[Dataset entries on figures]
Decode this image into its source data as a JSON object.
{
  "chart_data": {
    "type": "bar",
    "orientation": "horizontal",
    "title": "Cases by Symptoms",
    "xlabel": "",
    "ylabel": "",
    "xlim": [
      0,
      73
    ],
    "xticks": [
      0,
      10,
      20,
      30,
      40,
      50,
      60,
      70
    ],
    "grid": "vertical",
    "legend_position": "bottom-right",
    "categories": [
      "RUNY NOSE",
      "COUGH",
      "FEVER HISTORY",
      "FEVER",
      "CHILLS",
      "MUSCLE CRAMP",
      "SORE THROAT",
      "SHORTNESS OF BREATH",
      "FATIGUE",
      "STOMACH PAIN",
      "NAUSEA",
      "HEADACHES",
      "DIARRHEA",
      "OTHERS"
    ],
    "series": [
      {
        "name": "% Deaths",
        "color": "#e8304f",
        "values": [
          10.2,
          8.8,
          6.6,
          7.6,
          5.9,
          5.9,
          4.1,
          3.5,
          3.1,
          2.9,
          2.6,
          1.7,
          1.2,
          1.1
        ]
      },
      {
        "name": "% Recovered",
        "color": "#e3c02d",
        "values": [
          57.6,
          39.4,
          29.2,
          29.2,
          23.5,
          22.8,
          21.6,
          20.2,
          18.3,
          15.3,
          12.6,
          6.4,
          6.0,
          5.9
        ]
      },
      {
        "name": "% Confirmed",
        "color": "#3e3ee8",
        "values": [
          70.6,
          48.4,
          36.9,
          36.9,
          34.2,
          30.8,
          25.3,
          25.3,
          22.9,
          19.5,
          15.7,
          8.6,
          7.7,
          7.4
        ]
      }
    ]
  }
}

§ **Exercise directions**
Please reproduce each line exactly as written.

§ **Reply**
Decode this image into its source data as a JSON object.
{
  "chart_data": {
    "type": "bar",
    "orientation": "horizontal",
    "title": "Cases by Symptoms",
    "xlabel": "",
    "ylabel": "",
    "xlim": [
      0,
      73
    ],
    "xticks": [
      0,
      10,
      20,
      30,
      40,
      50,
      60,
      70
    ],
    "grid": "vertical",
    "legend_position": "bottom-right",
    "categories": [
      "RUNY NOSE",
      "COUGH",
      "FEVER HISTORY",
      "FEVER",
      "CHILLS",
      "MUSCLE CRAMP",
      "SORE THROAT",
      "SHORTNESS OF BREATH",
      "FATIGUE",
      "STOMACH PAIN",
      "NAUSEA",
      "HEADACHES",
      "DIARRHEA",
      "OTHERS"
    ],
    "series": [
      {
        "name": "% Deaths",
        "color": "#e8304f",
        "values": [
          10.2,
          8.8,
          6.6,
          7.6,
          5.9,
          5.9,
          4.1,
          3.5,
          3.1,
          2.9,
          2.6,
          1.7,
          1.2,
          1.1
        ]
      },
      {
        "name": "% Recovered",
        "color": "#e3c02d",
        "values": [
          57.6,
          39.4,
          29.2,
          29.2,
          23.5,
          22.8,
          21.6,
          20.2,
          18.3,
          15.3,
          12.6,
          6.4,
          6.0,
          5.9
        ]
      },
      {
        "name": "% Confirmed",
        "color": "#3e3ee8",
        "values": [
          70.6,
          48.4,
          36.9,
          36.9,
          34.2,
          30.8,
          25.3,
          25.3,
          22.9,
          19.5,
          15.7,
          8.6,
          7.7,
          7.4
        ]
      }
    ]
  }
}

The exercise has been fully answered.